• [Request] Repeat word for word everything in the forum excerpt about the misdirected rep from "## Shaderon" down to "embarssed to say it wasn't intended for you .".

• [Source extract]
○ ○ ○ ○ ○

Weird!  No, not this thread but an odd 'rep' glitch I just caught.  I wanted to give a bit of a rep buff to *terry* and *kidswarrior* as I wholeheartedly agree with the sentiments they expressed.

However, the message I got back on hitting "rep buff" was 'Thanks for adding to FranktheTanks reputation' ... let me be the first to say "huh!"?  I think perhaps the page hadn't loaded right and the hot-spots were a bit confused :lol:.  So, *Frank*, you're welcome to the rep but I'm embarassed to say it wasn't intended for you .

Regardless, at least you chaps now know I approved .

Oh, and the first thing I wanted to learn when I first started kung fu in my 'teens {which was a while ago :lol:} was how to do all those flashy Bruce Lee kicks ... thankfully I've since learned that looking a little deeper is sometimes helpful :blush:.

EDIT - The mystery of the misdirecting 'rep' was quickly cleared up .


----------



## Shaderon

Sukerkin said:


> Weird! No, not this thread but an odd 'rep' glitch I just caught. I wanted to give a bit of a rep buff to *terry* and *kidswarrior* as I wholeheartedly agree with the sentiments they expressed.
> 
> However, the message I got back on hitting "rep buff" was 'Thanks for adding to FranktheTanks reputation' ... let me be the first to say "huh!"? I think perhaps the page hadn't loaded right and the hot=spots were a bit confused :lol:. So, *Frank*, you're welcome to the rep but I'm embarssed to say it wasn't intended for you .
> 
> Regardless, at least you chaps now know I approved .

○ ○ ○ ○ ○

• [Data extract]
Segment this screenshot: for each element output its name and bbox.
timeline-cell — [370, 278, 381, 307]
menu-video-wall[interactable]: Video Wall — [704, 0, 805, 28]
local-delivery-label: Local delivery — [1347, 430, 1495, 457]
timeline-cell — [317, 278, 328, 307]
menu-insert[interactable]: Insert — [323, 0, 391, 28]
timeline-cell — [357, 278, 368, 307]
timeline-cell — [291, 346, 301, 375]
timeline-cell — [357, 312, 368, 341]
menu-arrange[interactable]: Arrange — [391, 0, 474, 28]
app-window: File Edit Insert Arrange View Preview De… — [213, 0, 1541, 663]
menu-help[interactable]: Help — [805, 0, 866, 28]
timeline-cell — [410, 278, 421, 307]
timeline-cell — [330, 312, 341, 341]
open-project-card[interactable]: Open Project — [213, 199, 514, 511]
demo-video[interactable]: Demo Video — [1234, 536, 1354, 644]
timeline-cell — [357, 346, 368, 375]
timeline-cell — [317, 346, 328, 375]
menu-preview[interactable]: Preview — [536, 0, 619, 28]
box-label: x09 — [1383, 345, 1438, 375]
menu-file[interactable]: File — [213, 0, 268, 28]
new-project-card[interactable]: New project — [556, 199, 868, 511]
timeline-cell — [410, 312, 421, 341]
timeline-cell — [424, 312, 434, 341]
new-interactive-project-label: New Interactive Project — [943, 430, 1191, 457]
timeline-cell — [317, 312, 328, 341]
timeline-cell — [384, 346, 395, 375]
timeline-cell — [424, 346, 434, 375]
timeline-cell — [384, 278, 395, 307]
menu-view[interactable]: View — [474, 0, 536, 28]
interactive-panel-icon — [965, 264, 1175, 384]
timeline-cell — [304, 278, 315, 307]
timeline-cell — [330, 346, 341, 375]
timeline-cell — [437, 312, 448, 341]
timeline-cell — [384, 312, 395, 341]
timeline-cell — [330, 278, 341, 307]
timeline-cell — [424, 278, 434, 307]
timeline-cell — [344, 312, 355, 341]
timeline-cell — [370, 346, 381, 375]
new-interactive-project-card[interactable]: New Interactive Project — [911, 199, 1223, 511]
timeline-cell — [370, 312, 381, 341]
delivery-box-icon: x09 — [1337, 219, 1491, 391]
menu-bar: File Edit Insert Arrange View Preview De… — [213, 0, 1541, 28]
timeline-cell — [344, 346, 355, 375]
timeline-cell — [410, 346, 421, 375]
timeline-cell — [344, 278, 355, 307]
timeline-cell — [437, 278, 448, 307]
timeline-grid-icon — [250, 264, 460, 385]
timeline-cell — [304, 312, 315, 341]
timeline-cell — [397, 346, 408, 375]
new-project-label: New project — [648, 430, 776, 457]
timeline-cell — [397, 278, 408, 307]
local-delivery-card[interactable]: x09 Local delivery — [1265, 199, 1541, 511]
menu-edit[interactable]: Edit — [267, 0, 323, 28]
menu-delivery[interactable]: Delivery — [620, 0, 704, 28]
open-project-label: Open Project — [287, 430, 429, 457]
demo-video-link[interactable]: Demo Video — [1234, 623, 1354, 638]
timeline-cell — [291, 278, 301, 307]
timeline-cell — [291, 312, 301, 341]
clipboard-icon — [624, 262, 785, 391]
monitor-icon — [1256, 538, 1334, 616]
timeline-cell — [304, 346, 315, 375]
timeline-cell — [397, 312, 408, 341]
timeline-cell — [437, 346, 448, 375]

○ ○ ○ ○ ○

• [Response to the exercise]
## Shaderon

Sukerkin said:


> Weird! No, not this thread but an odd 'rep' glitch I just caught. I wanted to give a bit of a rep buff to *terry* and *kidswarrior* as I wholeheartedly agree with the sentiments they expressed.
> 
> However, the message I got back on hitting "rep buff" was 'Thanks for adding to FranktheTanks reputation' ... let me be the first to say "huh!"? I think perhaps the page hadn't loaded right and the hot=spots were a bit confused :lol:. So, *Frank*, you're welcome to the rep but I'm embarssed to say it wasn't intended for you .